Repeat the material below word for word and leave out all pictures.

-- start of Given data --

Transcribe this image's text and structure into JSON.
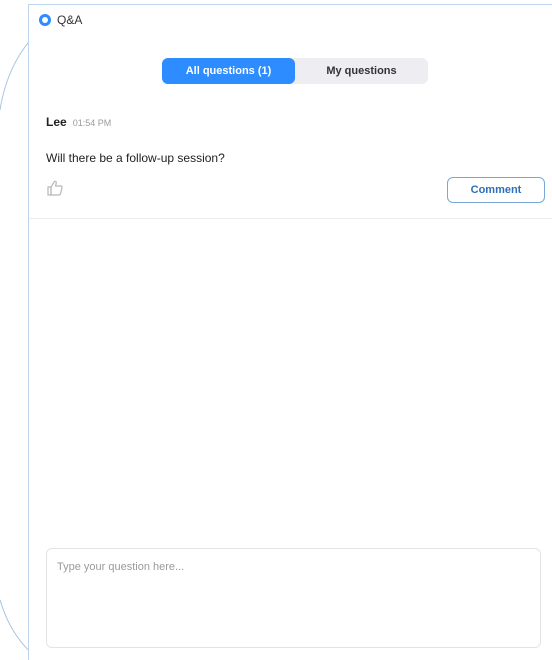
{
  "window": {
    "title": "Q&A",
    "icon": "zoom-logo-icon"
  },
  "tabs": [
    {
      "label": "All questions (1)",
      "active": true
    },
    {
      "label": "My questions",
      "active": false
    }
  ],
  "questions": [
    {
      "author": "Lee",
      "time": "01:54 PM",
      "text": "Will there be a follow-up session?",
      "like_icon": "thumbs-up-icon",
      "comment_label": "Comment"
    }
  ],
  "question_input": {
    "value": "",
    "placeholder": "Type your question here..."
  },
  "colors": {
    "accent": "#2d8cff",
    "tab_bg": "#eeeef2",
    "comment_border": "#7aa7d9"
  }
}
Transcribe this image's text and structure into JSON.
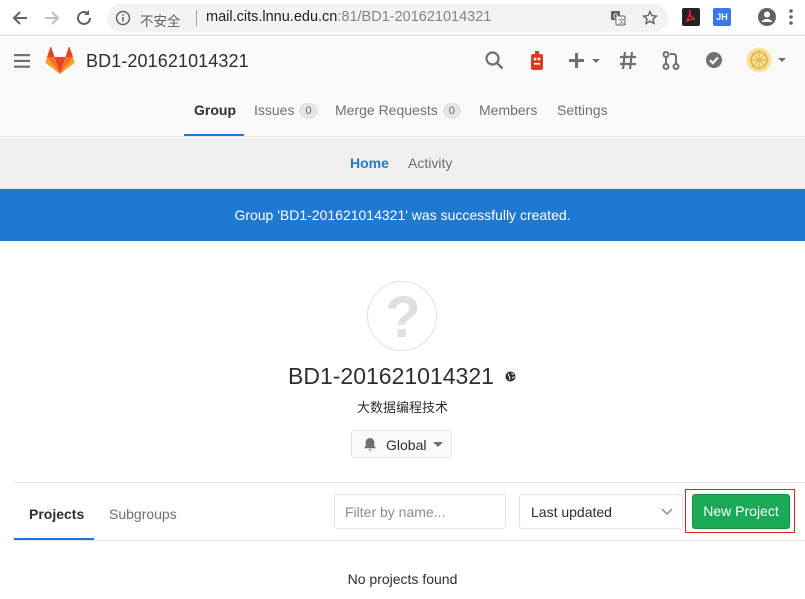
{
  "browser": {
    "insecure_label": "不安全",
    "url_host": "mail.cits.lnnu.edu.cn",
    "url_rest": ":81/BD1-201621014321",
    "icons": [
      "back-arrow-icon",
      "forward-arrow-icon",
      "reload-icon",
      "info-icon",
      "translate-icon",
      "star-icon",
      "pdf-extension-icon",
      "jh-extension-icon",
      "account-icon",
      "kebab-menu-icon"
    ],
    "jh_ext_label": "JH"
  },
  "header": {
    "group_name": "BD1-201621014321",
    "icons": [
      "search-icon",
      "todo-robot-icon",
      "plus-icon",
      "hashtag-icon",
      "merge-request-icon",
      "check-circle-icon",
      "user-avatar-icon"
    ]
  },
  "group_nav": {
    "tabs": [
      {
        "label": "Group"
      },
      {
        "label": "Issues",
        "count": "0"
      },
      {
        "label": "Merge Requests",
        "count": "0"
      },
      {
        "label": "Members"
      },
      {
        "label": "Settings"
      }
    ],
    "active": "Group"
  },
  "sub_nav": {
    "tabs": [
      {
        "label": "Home"
      },
      {
        "label": "Activity"
      }
    ],
    "active": "Home"
  },
  "flash": {
    "message": "Group 'BD1-201621014321' was successfully created."
  },
  "group": {
    "title": "BD1-201621014321",
    "description": "大数据编程技术",
    "avatar_glyph": "?",
    "notification_level": "Global"
  },
  "projects": {
    "tabs": [
      {
        "label": "Projects"
      },
      {
        "label": "Subgroups"
      }
    ],
    "active": "Projects",
    "filter_placeholder": "Filter by name...",
    "filter_value": "",
    "sort_selected": "Last updated",
    "new_project_label": "New Project",
    "empty_message": "No projects found"
  },
  "colors": {
    "accent": "#1f78d1",
    "success": "#1aaa55",
    "highlight": "#d9231e"
  }
}
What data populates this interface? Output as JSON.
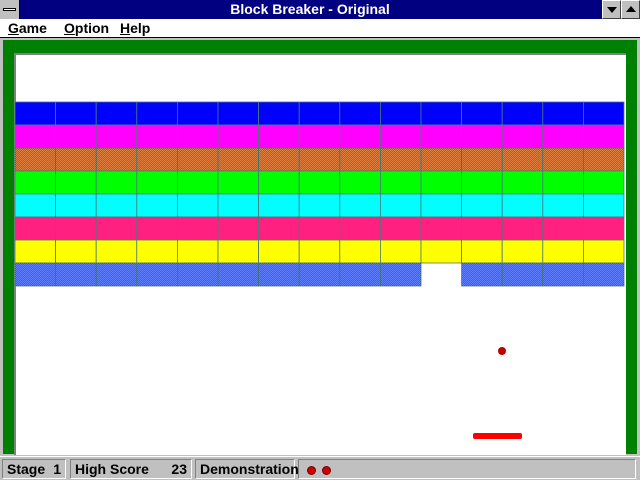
{
  "window": {
    "title": "Block Breaker - Original"
  },
  "menu": {
    "items": [
      "Game",
      "Option",
      "Help"
    ]
  },
  "game": {
    "brick_columns": 15,
    "rows": [
      {
        "color": "#0000ff",
        "pattern": "solid"
      },
      {
        "color": "#ff00ff",
        "pattern": "solid"
      },
      {
        "color": "#e08040",
        "pattern": "dithered"
      },
      {
        "color": "#00ff00",
        "pattern": "solid"
      },
      {
        "color": "#00ffff",
        "pattern": "solid"
      },
      {
        "color": "#ff2080",
        "pattern": "solid"
      },
      {
        "color": "#ffff00",
        "pattern": "solid"
      },
      {
        "color": "#6080ff",
        "pattern": "dithered"
      }
    ],
    "missing_bricks": [
      {
        "row": 7,
        "col": 10
      }
    ],
    "ball_color": "#c00000",
    "paddle_color": "#ff0000",
    "frame_color": "#008000"
  },
  "status": {
    "stage_label": "Stage",
    "stage_value": "1",
    "high_score_label": "High Score",
    "high_score_value": "23",
    "mode": "Demonstration",
    "lives": 2,
    "life_color": "#d00000"
  }
}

-- end of Given data --

_Exercise response_
Transcribe this image's text and structure into JSON.
{
  "window": {
    "title": "Q&A",
    "icon": "zoom-logo-icon"
  },
  "tabs": [
    {
      "label": "All questions (1)",
      "active": true
    },
    {
      "label": "My questions",
      "active": false
    }
  ],
  "questions": [
    {
      "author": "Lee",
      "time": "01:54 PM",
      "text": "Will there be a follow-up session?",
      "like_icon": "thumbs-up-icon",
      "comment_label": "Comment"
    }
  ],
  "question_input": {
    "value": "",
    "placeholder": "Type your question here..."
  },
  "colors": {
    "accent": "#2d8cff",
    "tab_bg": "#eeeef2",
    "comment_border": "#7aa7d9"
  }
}
Transcribe this image's text and structure into JSON.
{
  "browser": {
    "insecure_label": "不安全",
    "url_host": "mail.cits.lnnu.edu.cn",
    "url_rest": ":81/BD1-201621014321",
    "icons": [
      "back-arrow-icon",
      "forward-arrow-icon",
      "reload-icon",
      "info-icon",
      "translate-icon",
      "star-icon",
      "pdf-extension-icon",
      "jh-extension-icon",
      "account-icon",
      "kebab-menu-icon"
    ],
    "jh_ext_label": "JH"
  },
  "header": {
    "group_name": "BD1-201621014321",
    "icons": [
      "search-icon",
      "todo-robot-icon",
      "plus-icon",
      "hashtag-icon",
      "merge-request-icon",
      "check-circle-icon",
      "user-avatar-icon"
    ]
  },
  "group_nav": {
    "tabs": [
      {
        "label": "Group"
      },
      {
        "label": "Issues",
        "count": "0"
      },
      {
        "label": "Merge Requests",
        "count": "0"
      },
      {
        "label": "Members"
      },
      {
        "label": "Settings"
      }
    ],
    "active": "Group"
  },
  "sub_nav": {
    "tabs": [
      {
        "label": "Home"
      },
      {
        "label": "Activity"
      }
    ],
    "active": "Home"
  },
  "flash": {
    "message": "Group 'BD1-201621014321' was successfully created."
  },
  "group": {
    "title": "BD1-201621014321",
    "description": "大数据编程技术",
    "avatar_glyph": "?",
    "notification_level": "Global"
  },
  "projects": {
    "tabs": [
      {
        "label": "Projects"
      },
      {
        "label": "Subgroups"
      }
    ],
    "active": "Projects",
    "filter_placeholder": "Filter by name...",
    "filter_value": "",
    "sort_selected": "Last updated",
    "new_project_label": "New Project",
    "empty_message": "No projects found"
  },
  "colors": {
    "accent": "#1f78d1",
    "success": "#1aaa55",
    "highlight": "#d9231e"
  }
}
What data populates this interface? Output as JSON.
{
  "window": {
    "title": "Block Breaker - Original"
  },
  "menu": {
    "items": [
      "Game",
      "Option",
      "Help"
    ]
  },
  "game": {
    "brick_columns": 15,
    "rows": [
      {
        "color": "#0000ff",
        "pattern": "solid"
      },
      {
        "color": "#ff00ff",
        "pattern": "solid"
      },
      {
        "color": "#e08040",
        "pattern": "dithered"
      },
      {
        "color": "#00ff00",
        "pattern": "solid"
      },
      {
        "color": "#00ffff",
        "pattern": "solid"
      },
      {
        "color": "#ff2080",
        "pattern": "solid"
      },
      {
        "color": "#ffff00",
        "pattern": "solid"
      },
      {
        "color": "#6080ff",
        "pattern": "dithered"
      }
    ],
    "missing_bricks": [
      {
        "row": 7,
        "col": 10
      }
    ],
    "ball_color": "#c00000",
    "paddle_color": "#ff0000",
    "frame_color": "#008000"
  },
  "status": {
    "stage_label": "Stage",
    "stage_value": "1",
    "high_score_label": "High Score",
    "high_score_value": "23",
    "mode": "Demonstration",
    "lives": 2,
    "life_color": "#d00000"
  }
}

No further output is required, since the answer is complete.